§ YOUR OBJECTIVE: Find each line with the string "document" and report it.
• • • • • • •
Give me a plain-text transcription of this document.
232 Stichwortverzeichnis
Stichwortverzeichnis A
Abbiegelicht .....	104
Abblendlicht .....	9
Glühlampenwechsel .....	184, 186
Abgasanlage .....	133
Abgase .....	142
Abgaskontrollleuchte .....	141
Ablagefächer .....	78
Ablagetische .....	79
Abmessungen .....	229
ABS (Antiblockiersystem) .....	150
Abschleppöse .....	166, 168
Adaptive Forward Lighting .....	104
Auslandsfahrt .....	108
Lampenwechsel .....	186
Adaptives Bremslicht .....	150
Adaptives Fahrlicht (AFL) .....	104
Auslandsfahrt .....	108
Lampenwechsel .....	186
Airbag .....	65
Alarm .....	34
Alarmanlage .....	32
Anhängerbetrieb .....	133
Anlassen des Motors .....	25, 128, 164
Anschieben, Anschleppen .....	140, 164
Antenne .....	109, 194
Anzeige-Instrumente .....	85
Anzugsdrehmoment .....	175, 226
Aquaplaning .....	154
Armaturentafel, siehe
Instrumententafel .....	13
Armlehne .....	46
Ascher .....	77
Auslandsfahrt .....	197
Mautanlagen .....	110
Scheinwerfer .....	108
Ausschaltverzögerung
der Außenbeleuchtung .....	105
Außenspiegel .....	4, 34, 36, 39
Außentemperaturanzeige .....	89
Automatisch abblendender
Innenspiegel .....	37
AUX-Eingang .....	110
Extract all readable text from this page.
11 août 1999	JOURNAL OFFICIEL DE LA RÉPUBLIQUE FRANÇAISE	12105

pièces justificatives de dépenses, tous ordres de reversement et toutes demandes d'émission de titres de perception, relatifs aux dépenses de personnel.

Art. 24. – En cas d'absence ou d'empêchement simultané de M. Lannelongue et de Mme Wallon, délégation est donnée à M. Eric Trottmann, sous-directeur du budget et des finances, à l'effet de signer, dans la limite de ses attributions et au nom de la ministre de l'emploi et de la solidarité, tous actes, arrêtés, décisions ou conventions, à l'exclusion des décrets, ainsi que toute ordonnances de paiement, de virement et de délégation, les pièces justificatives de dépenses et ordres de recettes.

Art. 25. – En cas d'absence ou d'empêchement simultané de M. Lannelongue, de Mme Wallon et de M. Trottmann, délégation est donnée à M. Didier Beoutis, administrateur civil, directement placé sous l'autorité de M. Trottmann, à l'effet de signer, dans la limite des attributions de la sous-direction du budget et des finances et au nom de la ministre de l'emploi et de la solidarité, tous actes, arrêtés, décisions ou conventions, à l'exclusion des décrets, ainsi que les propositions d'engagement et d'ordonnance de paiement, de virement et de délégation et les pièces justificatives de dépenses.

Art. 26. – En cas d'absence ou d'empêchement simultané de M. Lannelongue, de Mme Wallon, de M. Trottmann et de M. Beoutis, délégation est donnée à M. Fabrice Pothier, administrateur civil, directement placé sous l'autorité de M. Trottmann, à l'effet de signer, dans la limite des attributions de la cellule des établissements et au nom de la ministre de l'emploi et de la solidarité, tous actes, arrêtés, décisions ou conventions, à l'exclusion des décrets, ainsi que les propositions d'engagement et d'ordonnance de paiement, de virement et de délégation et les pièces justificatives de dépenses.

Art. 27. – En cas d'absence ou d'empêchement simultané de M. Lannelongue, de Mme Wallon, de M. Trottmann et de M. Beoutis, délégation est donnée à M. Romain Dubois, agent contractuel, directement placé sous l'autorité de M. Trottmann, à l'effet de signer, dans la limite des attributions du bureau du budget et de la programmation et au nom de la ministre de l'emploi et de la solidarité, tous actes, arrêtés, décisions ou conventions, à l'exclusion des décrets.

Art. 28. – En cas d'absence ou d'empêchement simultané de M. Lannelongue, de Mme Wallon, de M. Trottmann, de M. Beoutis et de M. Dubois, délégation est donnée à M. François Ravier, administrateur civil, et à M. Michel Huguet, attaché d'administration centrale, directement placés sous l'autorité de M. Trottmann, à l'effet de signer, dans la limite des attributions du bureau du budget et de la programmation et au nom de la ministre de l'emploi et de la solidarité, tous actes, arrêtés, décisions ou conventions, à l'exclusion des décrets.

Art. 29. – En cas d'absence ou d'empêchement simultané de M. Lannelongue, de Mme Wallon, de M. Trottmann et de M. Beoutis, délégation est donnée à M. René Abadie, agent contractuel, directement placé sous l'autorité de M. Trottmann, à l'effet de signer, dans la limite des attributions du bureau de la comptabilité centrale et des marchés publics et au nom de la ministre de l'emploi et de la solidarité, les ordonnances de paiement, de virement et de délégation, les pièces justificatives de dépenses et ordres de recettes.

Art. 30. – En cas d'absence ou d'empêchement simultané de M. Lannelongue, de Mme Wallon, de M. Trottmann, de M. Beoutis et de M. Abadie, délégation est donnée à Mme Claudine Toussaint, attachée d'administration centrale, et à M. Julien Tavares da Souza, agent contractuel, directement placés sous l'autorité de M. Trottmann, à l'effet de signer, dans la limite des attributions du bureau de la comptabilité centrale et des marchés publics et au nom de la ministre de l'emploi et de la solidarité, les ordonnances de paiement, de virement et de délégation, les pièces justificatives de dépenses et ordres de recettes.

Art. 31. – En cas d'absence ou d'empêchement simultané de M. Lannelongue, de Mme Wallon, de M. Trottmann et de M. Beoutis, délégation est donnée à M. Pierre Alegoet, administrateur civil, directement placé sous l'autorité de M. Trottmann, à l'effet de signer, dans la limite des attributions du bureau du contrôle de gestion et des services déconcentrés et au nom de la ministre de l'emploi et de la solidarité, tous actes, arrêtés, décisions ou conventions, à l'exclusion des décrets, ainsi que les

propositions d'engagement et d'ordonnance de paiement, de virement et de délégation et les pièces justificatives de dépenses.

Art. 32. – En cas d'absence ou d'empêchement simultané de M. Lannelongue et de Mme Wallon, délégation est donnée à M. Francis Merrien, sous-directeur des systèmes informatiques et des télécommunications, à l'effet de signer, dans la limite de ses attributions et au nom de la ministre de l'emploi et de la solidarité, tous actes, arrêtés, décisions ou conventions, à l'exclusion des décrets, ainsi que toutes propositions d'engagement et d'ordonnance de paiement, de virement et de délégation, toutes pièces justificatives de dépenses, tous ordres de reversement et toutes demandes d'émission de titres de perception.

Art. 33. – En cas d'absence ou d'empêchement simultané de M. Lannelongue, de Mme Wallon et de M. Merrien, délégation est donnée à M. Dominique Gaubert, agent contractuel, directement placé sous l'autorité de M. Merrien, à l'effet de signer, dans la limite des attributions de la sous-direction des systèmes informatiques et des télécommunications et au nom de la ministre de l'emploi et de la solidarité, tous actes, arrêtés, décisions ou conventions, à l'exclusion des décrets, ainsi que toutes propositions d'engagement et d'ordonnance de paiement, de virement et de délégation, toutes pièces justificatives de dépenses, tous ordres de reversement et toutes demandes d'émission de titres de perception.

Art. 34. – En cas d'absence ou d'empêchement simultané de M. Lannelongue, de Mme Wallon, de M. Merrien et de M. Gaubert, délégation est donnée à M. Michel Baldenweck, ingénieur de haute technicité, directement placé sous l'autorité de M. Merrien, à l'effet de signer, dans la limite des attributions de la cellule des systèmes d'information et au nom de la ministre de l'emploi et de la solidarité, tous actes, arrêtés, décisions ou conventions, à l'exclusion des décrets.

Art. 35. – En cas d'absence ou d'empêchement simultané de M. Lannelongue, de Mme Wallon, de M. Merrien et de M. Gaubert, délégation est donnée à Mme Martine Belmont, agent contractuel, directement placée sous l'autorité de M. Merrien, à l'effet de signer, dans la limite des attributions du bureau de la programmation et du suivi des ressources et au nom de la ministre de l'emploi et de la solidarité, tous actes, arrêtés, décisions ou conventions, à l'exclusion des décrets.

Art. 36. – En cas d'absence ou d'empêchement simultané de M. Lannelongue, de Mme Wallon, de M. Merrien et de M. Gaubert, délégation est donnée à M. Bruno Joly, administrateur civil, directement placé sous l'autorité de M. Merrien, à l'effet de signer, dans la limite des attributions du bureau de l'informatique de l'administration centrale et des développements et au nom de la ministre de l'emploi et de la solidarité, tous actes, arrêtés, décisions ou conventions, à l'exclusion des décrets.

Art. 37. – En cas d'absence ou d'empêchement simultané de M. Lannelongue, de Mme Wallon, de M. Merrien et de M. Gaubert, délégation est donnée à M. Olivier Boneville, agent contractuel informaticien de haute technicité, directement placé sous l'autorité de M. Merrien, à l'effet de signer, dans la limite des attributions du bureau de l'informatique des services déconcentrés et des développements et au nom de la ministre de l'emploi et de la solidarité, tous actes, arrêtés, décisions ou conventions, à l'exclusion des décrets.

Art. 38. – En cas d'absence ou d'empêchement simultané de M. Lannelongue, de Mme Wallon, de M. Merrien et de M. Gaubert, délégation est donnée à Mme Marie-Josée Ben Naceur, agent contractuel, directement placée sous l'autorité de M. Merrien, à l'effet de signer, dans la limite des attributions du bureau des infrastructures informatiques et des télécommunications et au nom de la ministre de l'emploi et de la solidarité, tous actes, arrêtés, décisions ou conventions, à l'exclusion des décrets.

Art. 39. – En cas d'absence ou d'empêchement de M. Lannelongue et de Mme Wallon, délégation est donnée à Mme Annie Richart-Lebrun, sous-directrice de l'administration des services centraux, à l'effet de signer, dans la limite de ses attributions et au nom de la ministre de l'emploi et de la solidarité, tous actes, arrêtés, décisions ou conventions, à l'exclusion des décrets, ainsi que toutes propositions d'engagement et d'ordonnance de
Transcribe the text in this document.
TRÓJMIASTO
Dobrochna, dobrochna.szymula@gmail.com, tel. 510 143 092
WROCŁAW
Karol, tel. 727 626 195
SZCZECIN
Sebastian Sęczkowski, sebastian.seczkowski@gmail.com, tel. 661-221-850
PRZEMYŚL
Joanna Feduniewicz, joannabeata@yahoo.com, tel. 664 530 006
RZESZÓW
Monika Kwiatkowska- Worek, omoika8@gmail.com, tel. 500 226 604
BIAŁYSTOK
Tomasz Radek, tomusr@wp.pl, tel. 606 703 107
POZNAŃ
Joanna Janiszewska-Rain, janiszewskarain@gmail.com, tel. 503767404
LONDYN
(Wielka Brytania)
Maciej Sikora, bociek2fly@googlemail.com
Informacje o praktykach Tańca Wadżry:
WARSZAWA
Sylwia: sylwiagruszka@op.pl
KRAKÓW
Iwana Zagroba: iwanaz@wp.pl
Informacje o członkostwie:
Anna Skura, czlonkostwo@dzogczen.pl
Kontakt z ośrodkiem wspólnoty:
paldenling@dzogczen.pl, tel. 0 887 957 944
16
• • • • • • •
§ OUTPUT FOR THIS TASK:
Give me a plain-text transcription of this document.
Transcribe the text in this document.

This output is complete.